==== INFORMATION PROVIDED ====
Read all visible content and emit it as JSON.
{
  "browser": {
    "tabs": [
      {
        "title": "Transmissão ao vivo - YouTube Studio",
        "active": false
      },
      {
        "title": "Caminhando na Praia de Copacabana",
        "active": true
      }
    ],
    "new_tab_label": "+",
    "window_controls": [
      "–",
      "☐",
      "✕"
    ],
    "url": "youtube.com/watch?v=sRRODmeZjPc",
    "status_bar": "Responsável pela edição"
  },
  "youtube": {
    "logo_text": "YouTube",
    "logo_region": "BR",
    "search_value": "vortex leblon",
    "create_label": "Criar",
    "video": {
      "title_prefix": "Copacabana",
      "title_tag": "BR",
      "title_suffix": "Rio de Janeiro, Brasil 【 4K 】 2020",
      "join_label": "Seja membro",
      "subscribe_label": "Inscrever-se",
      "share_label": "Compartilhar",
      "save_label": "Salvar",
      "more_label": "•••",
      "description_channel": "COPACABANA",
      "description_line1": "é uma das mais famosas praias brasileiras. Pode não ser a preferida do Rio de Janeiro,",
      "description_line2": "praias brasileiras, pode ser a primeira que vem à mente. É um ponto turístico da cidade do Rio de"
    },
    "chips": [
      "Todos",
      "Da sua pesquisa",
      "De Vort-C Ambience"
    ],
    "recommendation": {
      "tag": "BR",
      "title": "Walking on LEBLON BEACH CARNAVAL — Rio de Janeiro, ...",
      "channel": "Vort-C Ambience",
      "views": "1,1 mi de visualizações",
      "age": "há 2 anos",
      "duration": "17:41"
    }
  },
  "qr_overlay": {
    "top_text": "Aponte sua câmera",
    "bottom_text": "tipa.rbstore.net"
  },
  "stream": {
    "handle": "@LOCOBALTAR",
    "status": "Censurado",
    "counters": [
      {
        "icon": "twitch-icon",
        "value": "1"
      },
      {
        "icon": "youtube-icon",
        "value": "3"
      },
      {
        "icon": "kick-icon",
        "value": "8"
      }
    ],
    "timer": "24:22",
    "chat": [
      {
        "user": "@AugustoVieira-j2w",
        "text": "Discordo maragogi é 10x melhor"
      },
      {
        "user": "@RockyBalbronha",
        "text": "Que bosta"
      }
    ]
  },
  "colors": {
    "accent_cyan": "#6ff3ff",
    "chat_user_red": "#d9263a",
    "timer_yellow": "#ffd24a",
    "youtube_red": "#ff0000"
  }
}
====
SET TASK:
Which lines above hold the word "praias"? Copy each of them.

FINAL RESULT:
      "description_line1": "é uma das mais famosas praias brasileiras. Pode não ser a preferida do Rio de Janeiro,",
      "description_line2": "praias brasileiras, pode ser a primeira que vem à mente. É um ponto turístico da cidade do Rio de"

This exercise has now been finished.